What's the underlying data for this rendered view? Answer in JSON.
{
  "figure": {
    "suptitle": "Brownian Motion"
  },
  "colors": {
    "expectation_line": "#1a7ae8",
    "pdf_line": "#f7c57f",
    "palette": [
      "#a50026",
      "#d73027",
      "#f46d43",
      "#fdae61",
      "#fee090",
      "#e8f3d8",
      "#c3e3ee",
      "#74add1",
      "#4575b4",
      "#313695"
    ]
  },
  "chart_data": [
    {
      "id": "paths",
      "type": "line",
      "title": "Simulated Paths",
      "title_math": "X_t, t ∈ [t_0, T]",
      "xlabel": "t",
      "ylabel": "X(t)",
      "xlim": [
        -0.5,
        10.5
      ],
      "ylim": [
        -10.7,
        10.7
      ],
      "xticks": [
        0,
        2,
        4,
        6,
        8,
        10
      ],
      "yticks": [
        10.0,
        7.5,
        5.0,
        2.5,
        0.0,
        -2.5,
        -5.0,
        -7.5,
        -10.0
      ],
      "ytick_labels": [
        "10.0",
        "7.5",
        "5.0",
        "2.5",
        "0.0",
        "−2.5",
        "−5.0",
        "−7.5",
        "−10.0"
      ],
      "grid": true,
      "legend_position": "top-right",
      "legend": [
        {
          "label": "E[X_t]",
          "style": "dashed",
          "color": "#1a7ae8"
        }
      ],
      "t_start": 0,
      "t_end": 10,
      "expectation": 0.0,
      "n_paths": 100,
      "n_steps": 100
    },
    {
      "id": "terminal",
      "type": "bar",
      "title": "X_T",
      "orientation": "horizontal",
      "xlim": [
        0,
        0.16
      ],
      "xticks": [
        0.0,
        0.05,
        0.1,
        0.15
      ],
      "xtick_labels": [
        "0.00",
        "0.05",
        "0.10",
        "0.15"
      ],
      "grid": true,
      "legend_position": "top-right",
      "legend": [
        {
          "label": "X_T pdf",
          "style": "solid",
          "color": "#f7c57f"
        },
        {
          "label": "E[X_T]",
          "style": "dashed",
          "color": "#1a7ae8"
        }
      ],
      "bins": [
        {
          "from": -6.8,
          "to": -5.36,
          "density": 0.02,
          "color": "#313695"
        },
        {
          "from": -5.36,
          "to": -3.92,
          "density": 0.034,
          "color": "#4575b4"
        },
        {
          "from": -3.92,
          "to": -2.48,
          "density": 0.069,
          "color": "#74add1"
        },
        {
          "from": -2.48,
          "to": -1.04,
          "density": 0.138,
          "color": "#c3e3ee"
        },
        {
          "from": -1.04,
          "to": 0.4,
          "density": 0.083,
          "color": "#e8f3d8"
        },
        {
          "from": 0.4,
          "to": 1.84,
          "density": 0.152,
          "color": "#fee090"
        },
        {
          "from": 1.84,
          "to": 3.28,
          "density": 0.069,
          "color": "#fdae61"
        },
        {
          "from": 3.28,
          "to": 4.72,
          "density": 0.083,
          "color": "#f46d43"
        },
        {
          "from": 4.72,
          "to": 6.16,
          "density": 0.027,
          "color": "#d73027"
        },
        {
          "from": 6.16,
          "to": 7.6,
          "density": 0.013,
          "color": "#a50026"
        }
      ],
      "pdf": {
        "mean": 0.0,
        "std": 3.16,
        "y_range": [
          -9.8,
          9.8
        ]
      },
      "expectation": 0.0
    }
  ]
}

→ Your task:
Check every line of the data, and copy the ones that contain "from".

→ Exercise result:
          "from": -6.8,
          "from": -5.36,
          "from": -3.92,
          "from": -2.48,
          "from": -1.04,
          "from": 0.4,
          "from": 1.84,
          "from": 3.28,
          "from": 4.72,
          "from": 6.16,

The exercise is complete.